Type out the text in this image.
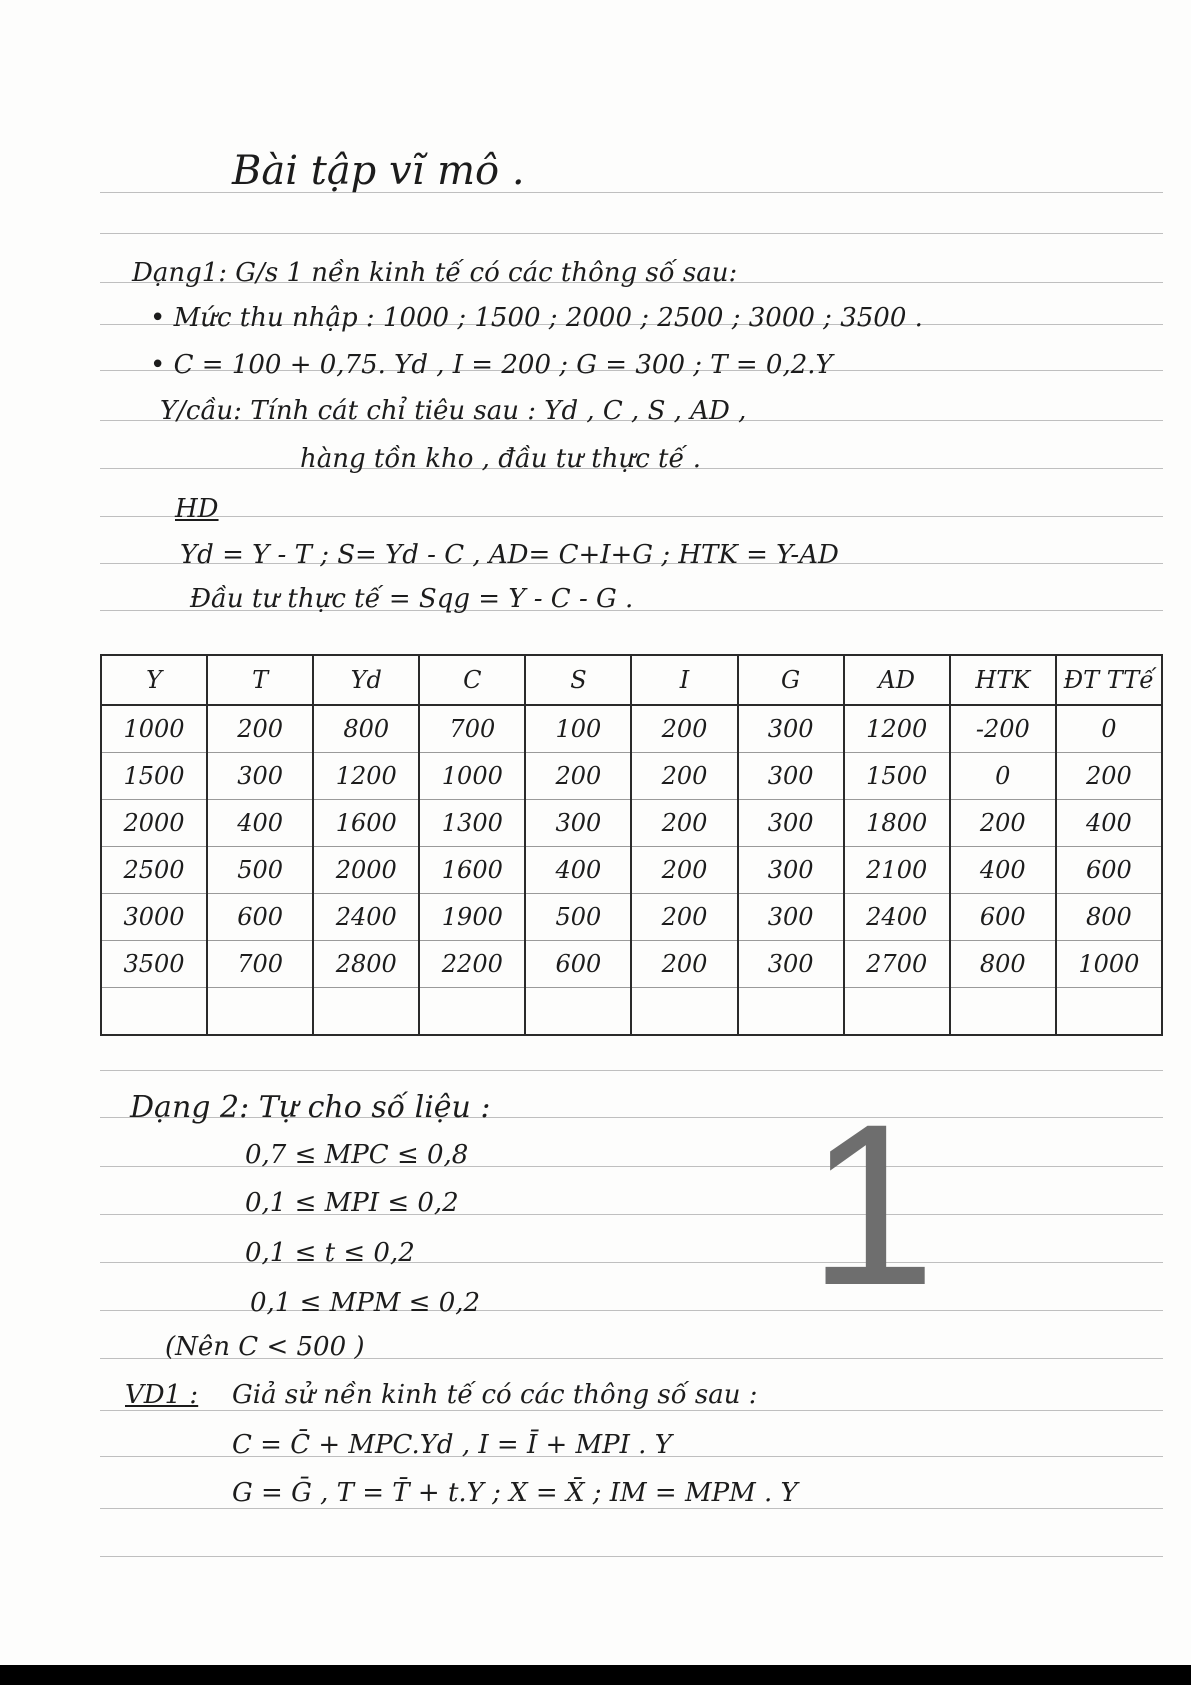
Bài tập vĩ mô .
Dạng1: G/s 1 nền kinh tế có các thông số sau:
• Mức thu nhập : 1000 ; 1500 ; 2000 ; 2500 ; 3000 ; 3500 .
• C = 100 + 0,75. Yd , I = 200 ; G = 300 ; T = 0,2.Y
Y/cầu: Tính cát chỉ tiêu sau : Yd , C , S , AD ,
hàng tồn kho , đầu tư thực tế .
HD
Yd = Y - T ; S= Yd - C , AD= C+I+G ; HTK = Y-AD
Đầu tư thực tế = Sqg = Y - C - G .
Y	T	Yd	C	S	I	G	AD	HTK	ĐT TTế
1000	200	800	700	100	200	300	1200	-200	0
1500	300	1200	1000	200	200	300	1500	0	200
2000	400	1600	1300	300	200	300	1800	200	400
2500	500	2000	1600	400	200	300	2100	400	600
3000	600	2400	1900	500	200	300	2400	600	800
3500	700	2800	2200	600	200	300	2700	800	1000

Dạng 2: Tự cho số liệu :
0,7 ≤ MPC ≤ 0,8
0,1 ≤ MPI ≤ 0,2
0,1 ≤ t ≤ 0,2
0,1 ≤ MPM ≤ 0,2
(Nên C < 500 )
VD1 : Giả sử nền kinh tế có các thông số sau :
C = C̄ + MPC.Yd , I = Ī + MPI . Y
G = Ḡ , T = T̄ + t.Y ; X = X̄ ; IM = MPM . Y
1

**Exercise requirements**
Exactly as written, return every line of the listing, but not the pictures.

**Full response**
Type out the text in this image.
Bài tập vĩ mô .
Dạng1: G/s 1 nền kinh tế có các thông số sau:
• Mức thu nhập : 1000 ; 1500 ; 2000 ; 2500 ; 3000 ; 3500 .
• C = 100 + 0,75. Yd , I = 200 ; G = 300 ; T = 0,2.Y
Y/cầu: Tính cát chỉ tiêu sau : Yd , C , S , AD ,
hàng tồn kho , đầu tư thực tế .
HD
Yd = Y - T ; S= Yd - C , AD= C+I+G ; HTK = Y-AD
Đầu tư thực tế = Sqg = Y - C - G .
Y	T	Yd	C	S	I	G	AD	HTK	ĐT TTế
1000	200	800	700	100	200	300	1200	-200	0
1500	300	1200	1000	200	200	300	1500	0	200
2000	400	1600	1300	300	200	300	1800	200	400
2500	500	2000	1600	400	200	300	2100	400	600
3000	600	2400	1900	500	200	300	2400	600	800
3500	700	2800	2200	600	200	300	2700	800	1000

Dạng 2: Tự cho số liệu :
0,7 ≤ MPC ≤ 0,8
0,1 ≤ MPI ≤ 0,2
0,1 ≤ t ≤ 0,2
0,1 ≤ MPM ≤ 0,2
(Nên C < 500 )
VD1 : Giả sử nền kinh tế có các thông số sau :
C = C̄ + MPC.Yd , I = Ī + MPI . Y
G = Ḡ , T = T̄ + t.Y ; X = X̄ ; IM = MPM . Y
1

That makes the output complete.